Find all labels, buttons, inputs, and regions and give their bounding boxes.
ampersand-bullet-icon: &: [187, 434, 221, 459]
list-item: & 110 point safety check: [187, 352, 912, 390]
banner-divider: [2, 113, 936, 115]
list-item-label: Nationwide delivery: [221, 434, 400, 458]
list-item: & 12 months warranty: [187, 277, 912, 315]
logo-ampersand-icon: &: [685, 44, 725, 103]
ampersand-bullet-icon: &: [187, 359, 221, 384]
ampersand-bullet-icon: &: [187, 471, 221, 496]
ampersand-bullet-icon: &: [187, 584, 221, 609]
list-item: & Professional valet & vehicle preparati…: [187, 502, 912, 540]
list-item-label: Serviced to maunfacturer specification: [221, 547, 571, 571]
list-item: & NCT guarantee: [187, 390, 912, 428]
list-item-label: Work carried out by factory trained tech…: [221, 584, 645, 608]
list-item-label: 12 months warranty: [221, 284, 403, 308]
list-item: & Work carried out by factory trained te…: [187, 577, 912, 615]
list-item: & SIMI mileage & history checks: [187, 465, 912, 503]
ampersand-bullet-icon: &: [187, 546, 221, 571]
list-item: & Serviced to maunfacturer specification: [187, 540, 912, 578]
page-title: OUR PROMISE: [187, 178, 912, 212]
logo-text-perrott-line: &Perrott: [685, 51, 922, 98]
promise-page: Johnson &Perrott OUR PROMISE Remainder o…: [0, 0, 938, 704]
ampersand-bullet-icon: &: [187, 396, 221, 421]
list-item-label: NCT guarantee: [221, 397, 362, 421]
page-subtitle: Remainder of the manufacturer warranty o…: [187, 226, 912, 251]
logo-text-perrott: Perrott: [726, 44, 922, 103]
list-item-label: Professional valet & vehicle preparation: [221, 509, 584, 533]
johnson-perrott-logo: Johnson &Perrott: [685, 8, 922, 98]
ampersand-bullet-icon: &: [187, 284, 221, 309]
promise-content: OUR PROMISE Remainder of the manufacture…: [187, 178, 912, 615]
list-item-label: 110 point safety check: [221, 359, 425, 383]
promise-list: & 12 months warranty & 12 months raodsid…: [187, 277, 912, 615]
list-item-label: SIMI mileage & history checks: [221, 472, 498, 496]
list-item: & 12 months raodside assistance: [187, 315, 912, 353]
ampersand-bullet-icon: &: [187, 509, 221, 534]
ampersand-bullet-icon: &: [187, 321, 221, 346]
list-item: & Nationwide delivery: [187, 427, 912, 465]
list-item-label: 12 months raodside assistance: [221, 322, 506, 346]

○ ○ ○ ○

(What this task involves)
Rewrite the records above, replacing every "ampersand-bullet-icon" with "bullet-marker" and keeping all other text as it stands.

(Result below)
Find all labels, buttons, inputs, and regions and give their bounding boxes.
bullet-marker: &: [187, 434, 221, 459]
list-item: & 110 point safety check: [187, 352, 912, 390]
banner-divider: [2, 113, 936, 115]
list-item-label: Nationwide delivery: [221, 434, 400, 458]
list-item: & 12 months warranty: [187, 277, 912, 315]
logo-ampersand-icon: &: [685, 44, 725, 103]
bullet-marker: &: [187, 359, 221, 384]
bullet-marker: &: [187, 471, 221, 496]
bullet-marker: &: [187, 584, 221, 609]
list-item: & Professional valet & vehicle preparati…: [187, 502, 912, 540]
list-item-label: Serviced to maunfacturer specification: [221, 547, 571, 571]
list-item: & NCT guarantee: [187, 390, 912, 428]
list-item-label: Work carried out by factory trained tech…: [221, 584, 645, 608]
list-item-label: 12 months warranty: [221, 284, 403, 308]
list-item: & Work carried out by factory trained te…: [187, 577, 912, 615]
list-item: & SIMI mileage & history checks: [187, 465, 912, 503]
bullet-marker: &: [187, 546, 221, 571]
list-item: & Serviced to maunfacturer specification: [187, 540, 912, 578]
page-title: OUR PROMISE: [187, 178, 912, 212]
logo-text-perrott-line: &Perrott: [685, 51, 922, 98]
promise-page: Johnson &Perrott OUR PROMISE Remainder o…: [0, 0, 938, 704]
bullet-marker: &: [187, 396, 221, 421]
list-item-label: NCT guarantee: [221, 397, 362, 421]
page-subtitle: Remainder of the manufacturer warranty o…: [187, 226, 912, 251]
logo-text-perrott: Perrott: [726, 44, 922, 103]
list-item-label: Professional valet & vehicle preparation: [221, 509, 584, 533]
johnson-perrott-logo: Johnson &Perrott: [685, 8, 922, 98]
bullet-marker: &: [187, 284, 221, 309]
promise-content: OUR PROMISE Remainder of the manufacture…: [187, 178, 912, 615]
list-item-label: 110 point safety check: [221, 359, 425, 383]
promise-list: & 12 months warranty & 12 months raodsid…: [187, 277, 912, 615]
list-item-label: SIMI mileage & history checks: [221, 472, 498, 496]
list-item: & 12 months raodside assistance: [187, 315, 912, 353]
bullet-marker: &: [187, 509, 221, 534]
bullet-marker: &: [187, 321, 221, 346]
list-item: & Nationwide delivery: [187, 427, 912, 465]
list-item-label: 12 months raodside assistance: [221, 322, 506, 346]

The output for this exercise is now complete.